* **SHORT TASK**
Look for the word "vehicles" in the entries below, then copy every line that has it.

* **PROVIDED DATA**
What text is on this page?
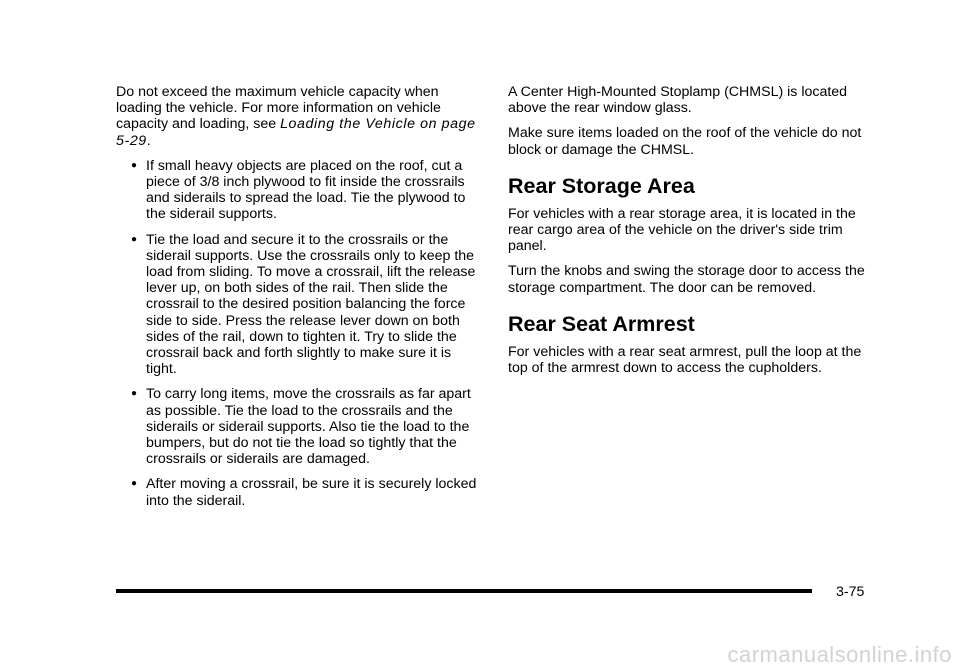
Do not exceed the maximum vehicle capacity when loading the vehicle. For more information on vehicle capacity and loading, see Loading the Vehicle on page 5-29.

● If small heavy objects are placed on the roof, cut a piece of 3/8 inch plywood to fit inside the crossrails and siderails to spread the load. Tie the plywood to the siderail supports.
● Tie the load and secure it to the crossrails or the siderail supports. Use the crossrails only to keep the load from sliding. To move a crossrail, lift the release lever up, on both sides of the rail. Then slide the crossrail to the desired position balancing the force side to side. Press the release lever down on both sides of the rail, down to tighten it. Try to slide the crossrail back and forth slightly to make sure it is tight.
● To carry long items, move the crossrails as far apart as possible. Tie the load to the crossrails and the siderails or siderail supports. Also tie the load to the bumpers, but do not tie the load so tightly that the crossrails or siderails are damaged.
● After moving a crossrail, be sure it is securely locked into the siderail.

A Center High-Mounted Stoplamp (CHMSL) is located above the rear window glass.

Make sure items loaded on the roof of the vehicle do not block or damage the CHMSL.

Rear Storage Area

For vehicles with a rear storage area, it is located in the rear cargo area of the vehicle on the driver's side trim panel.

Turn the knobs and swing the storage door to access the storage compartment. The door can be removed.

Rear Seat Armrest

For vehicles with a rear seat armrest, pull the loop at the top of the armrest down to access the cupholders.

3-75
carmanualsonline.info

* **ANSWER IN FULL**
For vehicles with a rear storage area, it is located in the rear cargo area of the vehicle on the driver's side trim panel.
For vehicles with a rear seat armrest, pull the loop at the top of the armrest down to access the cupholders.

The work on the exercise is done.